**Goal:**
Transcribe all the entries word for word, but omit the images.

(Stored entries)
********************
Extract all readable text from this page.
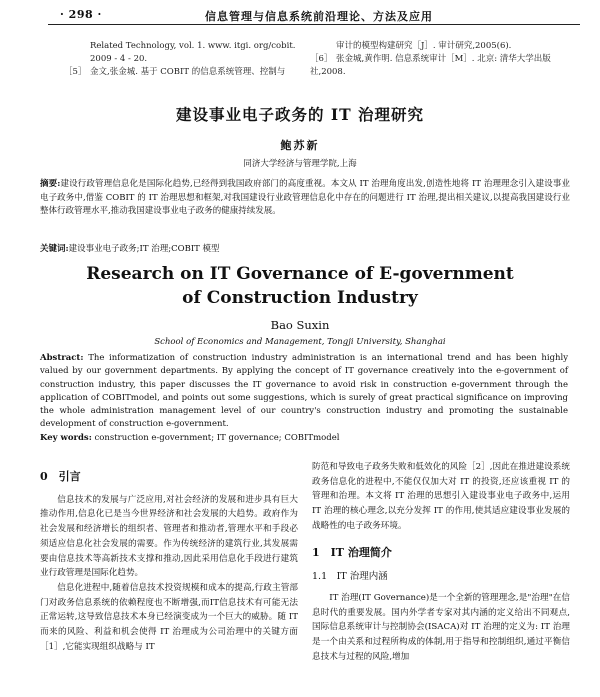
· 298 ·	信息管理与信息系统前沿理论、方法及应用
Related Technology, vol. 1. www. itgi. org/cobit. 2009 - 4 - 20.
［5］ 金文,张金城. 基于 COBIT 的信息系统管理、控制与
审计的模型构建研究［J］. 审计研究,2005(6).
［6］ 张金城,黄作明. 信息系统审计［M］. 北京: 清华大学出版社,2008.
建设事业电子政务的 IT 治理研究
鲍苏新
同济大学经济与管理学院,上海
摘要:建设行政管理信息化是国际化趋势,已经得到我国政府部门的高度重视。本文从 IT 治理角度出发,创造性地将 IT 治理理念引入建设事业电子政务中,借鉴 COBIT 的 IT 治理思想和框架,对我国建设行业政管理信息化中存在的问题进行 IT 治理,提出相关建议,以提高我国建设行业整体行政管理水平,推动我国建设事业电子政务的健康持续发展。
关键词:建设事业电子政务;IT 治理;COBIT 模型
Research on IT Governance of E-government
of Construction Industry
Bao Suxin
School of Economics and Management, Tongji University, Shanghai
Abstract: The informatization of construction industry administration is an international trend and has been highly valued by our government departments. By applying the concept of IT governance creatively into the e-government of construction industry, this paper discusses the IT governance to avoid risk in construction e-government through the application of COBITmodel, and points out some suggestions, which is surely of great practical significance on improving the whole administration management level of our country's construction industry and promoting the sustainable development of construction e-government.
Key words: construction e-government; IT governance; COBITmodel
0　引言

信息技术的发展与广泛应用,对社会经济的发展和进步具有巨大推动作用,信息化已是当今世界经济和社会发展的大趋势。政府作为社会发展和经济增长的组织者、管理者和推动者,管理水平和手段必须适应信息化社会发展的需要。作为传统经济的建筑行业,其发展需要由信息技术等高新技术支撑和推动,因此采用信息化手段进行建筑业行政管理是国际化趋势。

信息化进程中,随着信息技术投资规模和成本的提高,行政主管部门对政务信息系统的依赖程度也不断增强,而IT信息技术有可能无法正常运转,这导致信息技术本身已经演变成为一个巨大的威胁。随 IT 而来的风险、利益和机会使得 IT 治理成为公司治理中的关键方面［1］,它能实现组织战略与 IT

防范和导致电子政务失败和低效化的风险［2］,因此在推进建设系统政务信息化的进程中,不能仅仅加大对 IT 的投资,还应该重视 IT 的管理和治理。本文将 IT 治理的思想引入建设事业电子政务中,运用 IT 治理的核心理念,以充分发挥 IT 的作用,使其适应建设事业发展的战略性的电子政务环境。
1　IT 治理简介
1.1　IT 治理内涵

IT 治理(IT Governance)是一个全新的管理理念,是"治理"在信息时代的重要发展。国内外学者专家对其内涵的定义给出不同观点,国际信息系统审计与控制协会(ISACA)对 IT 治理的定义为: IT 治理是一个由关系和过程所构成的体制,用于指导和控制组织,通过平衡信息技术与过程的风险,增加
********************
**Output of the exercise:**
Extract all readable text from this page.
· 298 ·	信息管理与信息系统前沿理论、方法及应用
Related Technology, vol. 1. www. itgi. org/cobit. 2009 - 4 - 20.
［5］ 金文,张金城. 基于 COBIT 的信息系统管理、控制与
审计的模型构建研究［J］. 审计研究,2005(6).
［6］ 张金城,黄作明. 信息系统审计［M］. 北京: 清华大学出版社,2008.
建设事业电子政务的 IT 治理研究
鲍苏新
同济大学经济与管理学院,上海
摘要:建设行政管理信息化是国际化趋势,已经得到我国政府部门的高度重视。本文从 IT 治理角度出发,创造性地将 IT 治理理念引入建设事业电子政务中,借鉴 COBIT 的 IT 治理思想和框架,对我国建设行业政管理信息化中存在的问题进行 IT 治理,提出相关建议,以提高我国建设行业整体行政管理水平,推动我国建设事业电子政务的健康持续发展。
关键词:建设事业电子政务;IT 治理;COBIT 模型
Research on IT Governance of E-government
of Construction Industry
Bao Suxin
School of Economics and Management, Tongji University, Shanghai
Abstract: The informatization of construction industry administration is an international trend and has been highly valued by our government departments. By applying the concept of IT governance creatively into the e-government of construction industry, this paper discusses the IT governance to avoid risk in construction e-government through the application of COBITmodel, and points out some suggestions, which is surely of great practical significance on improving the whole administration management level of our country's construction industry and promoting the sustainable development of construction e-government.
Key words: construction e-government; IT governance; COBITmodel
0　引言

信息技术的发展与广泛应用,对社会经济的发展和进步具有巨大推动作用,信息化已是当今世界经济和社会发展的大趋势。政府作为社会发展和经济增长的组织者、管理者和推动者,管理水平和手段必须适应信息化社会发展的需要。作为传统经济的建筑行业,其发展需要由信息技术等高新技术支撑和推动,因此采用信息化手段进行建筑业行政管理是国际化趋势。

信息化进程中,随着信息技术投资规模和成本的提高,行政主管部门对政务信息系统的依赖程度也不断增强,而IT信息技术有可能无法正常运转,这导致信息技术本身已经演变成为一个巨大的威胁。随 IT 而来的风险、利益和机会使得 IT 治理成为公司治理中的关键方面［1］,它能实现组织战略与 IT

防范和导致电子政务失败和低效化的风险［2］,因此在推进建设系统政务信息化的进程中,不能仅仅加大对 IT 的投资,还应该重视 IT 的管理和治理。本文将 IT 治理的思想引入建设事业电子政务中,运用 IT 治理的核心理念,以充分发挥 IT 的作用,使其适应建设事业发展的战略性的电子政务环境。
1　IT 治理简介
1.1　IT 治理内涵

IT 治理(IT Governance)是一个全新的管理理念,是"治理"在信息时代的重要发展。国内外学者专家对其内涵的定义给出不同观点,国际信息系统审计与控制协会(ISACA)对 IT 治理的定义为: IT 治理是一个由关系和过程所构成的体制,用于指导和控制组织,通过平衡信息技术与过程的风险,增加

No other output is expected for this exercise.